### REQUIRED WORK
Each entry below is to be transcribed exactly.

(Extracts from a graphics dataset)

——

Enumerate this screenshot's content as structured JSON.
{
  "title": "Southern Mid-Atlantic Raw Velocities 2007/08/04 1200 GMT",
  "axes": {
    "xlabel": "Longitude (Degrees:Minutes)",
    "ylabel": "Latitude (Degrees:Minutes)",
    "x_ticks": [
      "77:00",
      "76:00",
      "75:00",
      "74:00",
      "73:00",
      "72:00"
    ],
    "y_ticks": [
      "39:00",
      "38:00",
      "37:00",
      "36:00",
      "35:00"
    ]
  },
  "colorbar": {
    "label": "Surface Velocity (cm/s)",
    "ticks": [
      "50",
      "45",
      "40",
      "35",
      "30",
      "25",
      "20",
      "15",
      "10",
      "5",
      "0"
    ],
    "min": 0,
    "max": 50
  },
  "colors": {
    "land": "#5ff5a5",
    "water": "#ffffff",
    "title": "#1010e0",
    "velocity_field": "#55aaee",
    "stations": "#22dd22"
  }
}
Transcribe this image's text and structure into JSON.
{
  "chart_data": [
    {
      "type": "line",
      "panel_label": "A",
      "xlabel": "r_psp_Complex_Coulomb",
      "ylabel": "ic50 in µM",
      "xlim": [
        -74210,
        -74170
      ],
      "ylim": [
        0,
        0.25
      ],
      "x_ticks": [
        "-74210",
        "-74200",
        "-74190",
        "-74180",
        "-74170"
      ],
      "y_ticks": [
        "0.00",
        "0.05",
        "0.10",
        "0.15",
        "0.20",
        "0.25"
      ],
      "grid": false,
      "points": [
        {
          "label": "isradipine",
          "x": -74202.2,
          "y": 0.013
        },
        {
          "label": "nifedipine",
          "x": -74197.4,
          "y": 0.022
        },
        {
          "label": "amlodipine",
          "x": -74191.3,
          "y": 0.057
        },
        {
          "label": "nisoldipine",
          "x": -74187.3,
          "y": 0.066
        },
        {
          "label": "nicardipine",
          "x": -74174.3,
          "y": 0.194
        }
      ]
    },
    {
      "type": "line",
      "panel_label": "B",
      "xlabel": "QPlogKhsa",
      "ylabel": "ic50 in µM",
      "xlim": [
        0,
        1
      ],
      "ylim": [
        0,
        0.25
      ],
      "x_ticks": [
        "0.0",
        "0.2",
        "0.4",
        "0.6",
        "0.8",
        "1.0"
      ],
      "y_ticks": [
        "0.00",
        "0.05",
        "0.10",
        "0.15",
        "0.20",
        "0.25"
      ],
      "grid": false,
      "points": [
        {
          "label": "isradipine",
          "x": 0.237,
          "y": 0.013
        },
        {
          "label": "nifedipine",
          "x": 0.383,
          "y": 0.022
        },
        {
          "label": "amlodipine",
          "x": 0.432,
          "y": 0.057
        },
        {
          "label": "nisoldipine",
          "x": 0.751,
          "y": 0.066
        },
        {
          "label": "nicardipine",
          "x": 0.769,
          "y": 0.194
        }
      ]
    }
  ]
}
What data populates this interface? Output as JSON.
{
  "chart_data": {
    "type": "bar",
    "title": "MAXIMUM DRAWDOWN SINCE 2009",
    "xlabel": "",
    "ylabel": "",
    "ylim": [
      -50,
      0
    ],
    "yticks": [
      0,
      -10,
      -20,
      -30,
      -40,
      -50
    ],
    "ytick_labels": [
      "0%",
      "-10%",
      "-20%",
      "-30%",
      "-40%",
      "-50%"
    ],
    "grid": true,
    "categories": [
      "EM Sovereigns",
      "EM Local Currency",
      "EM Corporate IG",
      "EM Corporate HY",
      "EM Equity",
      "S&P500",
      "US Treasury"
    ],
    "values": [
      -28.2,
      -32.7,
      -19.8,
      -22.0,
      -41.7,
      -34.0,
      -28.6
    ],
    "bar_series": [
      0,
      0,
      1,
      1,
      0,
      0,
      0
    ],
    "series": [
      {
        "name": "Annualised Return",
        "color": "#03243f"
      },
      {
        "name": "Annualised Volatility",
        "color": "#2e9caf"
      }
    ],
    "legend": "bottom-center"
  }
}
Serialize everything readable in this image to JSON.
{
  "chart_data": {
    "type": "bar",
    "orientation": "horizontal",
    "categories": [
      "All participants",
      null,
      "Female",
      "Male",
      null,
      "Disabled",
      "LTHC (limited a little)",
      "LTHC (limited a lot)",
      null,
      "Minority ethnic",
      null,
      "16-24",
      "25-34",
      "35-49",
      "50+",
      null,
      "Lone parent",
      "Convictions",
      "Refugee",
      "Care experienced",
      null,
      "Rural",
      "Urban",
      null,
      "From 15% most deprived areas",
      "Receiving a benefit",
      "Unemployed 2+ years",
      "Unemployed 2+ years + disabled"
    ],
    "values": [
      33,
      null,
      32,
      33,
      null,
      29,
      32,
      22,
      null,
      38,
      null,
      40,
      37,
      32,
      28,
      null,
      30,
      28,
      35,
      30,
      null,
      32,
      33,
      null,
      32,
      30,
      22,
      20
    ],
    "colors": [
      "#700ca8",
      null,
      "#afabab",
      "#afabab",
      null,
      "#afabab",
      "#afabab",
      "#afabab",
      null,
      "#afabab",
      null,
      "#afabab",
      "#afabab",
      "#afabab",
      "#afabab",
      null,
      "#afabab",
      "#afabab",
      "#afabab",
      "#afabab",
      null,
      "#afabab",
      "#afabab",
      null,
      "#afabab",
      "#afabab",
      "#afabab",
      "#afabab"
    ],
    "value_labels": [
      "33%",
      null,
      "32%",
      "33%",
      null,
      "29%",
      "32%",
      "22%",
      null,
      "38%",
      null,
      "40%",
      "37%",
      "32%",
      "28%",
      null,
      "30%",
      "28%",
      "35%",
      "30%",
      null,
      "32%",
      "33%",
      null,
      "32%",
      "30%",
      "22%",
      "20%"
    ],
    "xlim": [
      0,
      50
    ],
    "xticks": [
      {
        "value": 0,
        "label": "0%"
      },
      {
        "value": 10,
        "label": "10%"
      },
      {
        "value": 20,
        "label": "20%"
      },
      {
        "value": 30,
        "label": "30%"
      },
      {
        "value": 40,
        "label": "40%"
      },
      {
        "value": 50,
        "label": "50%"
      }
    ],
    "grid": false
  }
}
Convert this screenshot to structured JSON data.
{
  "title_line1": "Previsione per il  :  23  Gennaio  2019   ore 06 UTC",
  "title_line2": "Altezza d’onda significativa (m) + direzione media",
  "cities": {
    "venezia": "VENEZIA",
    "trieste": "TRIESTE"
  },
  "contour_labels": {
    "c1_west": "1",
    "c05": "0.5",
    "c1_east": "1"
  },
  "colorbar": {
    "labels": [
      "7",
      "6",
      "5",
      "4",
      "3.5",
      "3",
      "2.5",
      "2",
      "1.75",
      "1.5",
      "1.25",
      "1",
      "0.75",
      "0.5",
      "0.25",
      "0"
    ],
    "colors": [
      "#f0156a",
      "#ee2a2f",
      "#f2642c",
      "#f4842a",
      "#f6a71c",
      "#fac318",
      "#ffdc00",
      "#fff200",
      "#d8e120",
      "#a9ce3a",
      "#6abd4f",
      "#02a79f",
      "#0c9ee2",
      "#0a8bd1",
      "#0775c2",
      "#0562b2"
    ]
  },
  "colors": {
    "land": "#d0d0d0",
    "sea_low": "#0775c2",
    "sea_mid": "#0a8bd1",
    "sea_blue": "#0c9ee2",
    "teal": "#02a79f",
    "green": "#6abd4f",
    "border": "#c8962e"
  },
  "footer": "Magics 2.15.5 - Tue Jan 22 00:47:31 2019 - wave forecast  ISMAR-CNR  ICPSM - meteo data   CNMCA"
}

——

### TASK RESULT
Enumerate this screenshot's content as structured JSON.
{
  "title": "Southern Mid-Atlantic Raw Velocities 2007/08/04 1200 GMT",
  "axes": {
    "xlabel": "Longitude (Degrees:Minutes)",
    "ylabel": "Latitude (Degrees:Minutes)",
    "x_ticks": [
      "77:00",
      "76:00",
      "75:00",
      "74:00",
      "73:00",
      "72:00"
    ],
    "y_ticks": [
      "39:00",
      "38:00",
      "37:00",
      "36:00",
      "35:00"
    ]
  },
  "colorbar": {
    "label": "Surface Velocity (cm/s)",
    "ticks": [
      "50",
      "45",
      "40",
      "35",
      "30",
      "25",
      "20",
      "15",
      "10",
      "5",
      "0"
    ],
    "min": 0,
    "max": 50
  },
  "colors": {
    "land": "#5ff5a5",
    "water": "#ffffff",
    "title": "#1010e0",
    "velocity_field": "#55aaee",
    "stations": "#22dd22"
  }
}
Transcribe this image's text and structure into JSON.
{
  "chart_data": [
    {
      "type": "line",
      "panel_label": "A",
      "xlabel": "r_psp_Complex_Coulomb",
      "ylabel": "ic50 in µM",
      "xlim": [
        -74210,
        -74170
      ],
      "ylim": [
        0,
        0.25
      ],
      "x_ticks": [
        "-74210",
        "-74200",
        "-74190",
        "-74180",
        "-74170"
      ],
      "y_ticks": [
        "0.00",
        "0.05",
        "0.10",
        "0.15",
        "0.20",
        "0.25"
      ],
      "grid": false,
      "points": [
        {
          "label": "isradipine",
          "x": -74202.2,
          "y": 0.013
        },
        {
          "label": "nifedipine",
          "x": -74197.4,
          "y": 0.022
        },
        {
          "label": "amlodipine",
          "x": -74191.3,
          "y": 0.057
        },
        {
          "label": "nisoldipine",
          "x": -74187.3,
          "y": 0.066
        },
        {
          "label": "nicardipine",
          "x": -74174.3,
          "y": 0.194
        }
      ]
    },
    {
      "type": "line",
      "panel_label": "B",
      "xlabel": "QPlogKhsa",
      "ylabel": "ic50 in µM",
      "xlim": [
        0,
        1
      ],
      "ylim": [
        0,
        0.25
      ],
      "x_ticks": [
        "0.0",
        "0.2",
        "0.4",
        "0.6",
        "0.8",
        "1.0"
      ],
      "y_ticks": [
        "0.00",
        "0.05",
        "0.10",
        "0.15",
        "0.20",
        "0.25"
      ],
      "grid": false,
      "points": [
        {
          "label": "isradipine",
          "x": 0.237,
          "y": 0.013
        },
        {
          "label": "nifedipine",
          "x": 0.383,
          "y": 0.022
        },
        {
          "label": "amlodipine",
          "x": 0.432,
          "y": 0.057
        },
        {
          "label": "nisoldipine",
          "x": 0.751,
          "y": 0.066
        },
        {
          "label": "nicardipine",
          "x": 0.769,
          "y": 0.194
        }
      ]
    }
  ]
}
What data populates this interface? Output as JSON.
{
  "chart_data": {
    "type": "bar",
    "title": "MAXIMUM DRAWDOWN SINCE 2009",
    "xlabel": "",
    "ylabel": "",
    "ylim": [
      -50,
      0
    ],
    "yticks": [
      0,
      -10,
      -20,
      -30,
      -40,
      -50
    ],
    "ytick_labels": [
      "0%",
      "-10%",
      "-20%",
      "-30%",
      "-40%",
      "-50%"
    ],
    "grid": true,
    "categories": [
      "EM Sovereigns",
      "EM Local Currency",
      "EM Corporate IG",
      "EM Corporate HY",
      "EM Equity",
      "S&P500",
      "US Treasury"
    ],
    "values": [
      -28.2,
      -32.7,
      -19.8,
      -22.0,
      -41.7,
      -34.0,
      -28.6
    ],
    "bar_series": [
      0,
      0,
      1,
      1,
      0,
      0,
      0
    ],
    "series": [
      {
        "name": "Annualised Return",
        "color": "#03243f"
      },
      {
        "name": "Annualised Volatility",
        "color": "#2e9caf"
      }
    ],
    "legend": "bottom-center"
  }
}
Serialize everything readable in this image to JSON.
{
  "chart_data": {
    "type": "bar",
    "orientation": "horizontal",
    "categories": [
      "All participants",
      null,
      "Female",
      "Male",
      null,
      "Disabled",
      "LTHC (limited a little)",
      "LTHC (limited a lot)",
      null,
      "Minority ethnic",
      null,
      "16-24",
      "25-34",
      "35-49",
      "50+",
      null,
      "Lone parent",
      "Convictions",
      "Refugee",
      "Care experienced",
      null,
      "Rural",
      "Urban",
      null,
      "From 15% most deprived areas",
      "Receiving a benefit",
      "Unemployed 2+ years",
      "Unemployed 2+ years + disabled"
    ],
    "values": [
      33,
      null,
      32,
      33,
      null,
      29,
      32,
      22,
      null,
      38,
      null,
      40,
      37,
      32,
      28,
      null,
      30,
      28,
      35,
      30,
      null,
      32,
      33,
      null,
      32,
      30,
      22,
      20
    ],
    "colors": [
      "#700ca8",
      null,
      "#afabab",
      "#afabab",
      null,
      "#afabab",
      "#afabab",
      "#afabab",
      null,
      "#afabab",
      null,
      "#afabab",
      "#afabab",
      "#afabab",
      "#afabab",
      null,
      "#afabab",
      "#afabab",
      "#afabab",
      "#afabab",
      null,
      "#afabab",
      "#afabab",
      null,
      "#afabab",
      "#afabab",
      "#afabab",
      "#afabab"
    ],
    "value_labels": [
      "33%",
      null,
      "32%",
      "33%",
      null,
      "29%",
      "32%",
      "22%",
      null,
      "38%",
      null,
      "40%",
      "37%",
      "32%",
      "28%",
      null,
      "30%",
      "28%",
      "35%",
      "30%",
      null,
      "32%",
      "33%",
      null,
      "32%",
      "30%",
      "22%",
      "20%"
    ],
    "xlim": [
      0,
      50
    ],
    "xticks": [
      {
        "value": 0,
        "label": "0%"
      },
      {
        "value": 10,
        "label": "10%"
      },
      {
        "value": 20,
        "label": "20%"
      },
      {
        "value": 30,
        "label": "30%"
      },
      {
        "value": 40,
        "label": "40%"
      },
      {
        "value": 50,
        "label": "50%"
      }
    ],
    "grid": false
  }
}
Convert this screenshot to structured JSON data.
{
  "title_line1": "Previsione per il  :  23  Gennaio  2019   ore 06 UTC",
  "title_line2": "Altezza d’onda significativa (m) + direzione media",
  "cities": {
    "venezia": "VENEZIA",
    "trieste": "TRIESTE"
  },
  "contour_labels": {
    "c1_west": "1",
    "c05": "0.5",
    "c1_east": "1"
  },
  "colorbar": {
    "labels": [
      "7",
      "6",
      "5",
      "4",
      "3.5",
      "3",
      "2.5",
      "2",
      "1.75",
      "1.5",
      "1.25",
      "1",
      "0.75",
      "0.5",
      "0.25",
      "0"
    ],
    "colors": [
      "#f0156a",
      "#ee2a2f",
      "#f2642c",
      "#f4842a",
      "#f6a71c",
      "#fac318",
      "#ffdc00",
      "#fff200",
      "#d8e120",
      "#a9ce3a",
      "#6abd4f",
      "#02a79f",
      "#0c9ee2",
      "#0a8bd1",
      "#0775c2",
      "#0562b2"
    ]
  },
  "colors": {
    "land": "#d0d0d0",
    "sea_low": "#0775c2",
    "sea_mid": "#0a8bd1",
    "sea_blue": "#0c9ee2",
    "teal": "#02a79f",
    "green": "#6abd4f",
    "border": "#c8962e"
  },
  "footer": "Magics 2.15.5 - Tue Jan 22 00:47:31 2019 - wave forecast  ISMAR-CNR  ICPSM - meteo data   CNMCA"
}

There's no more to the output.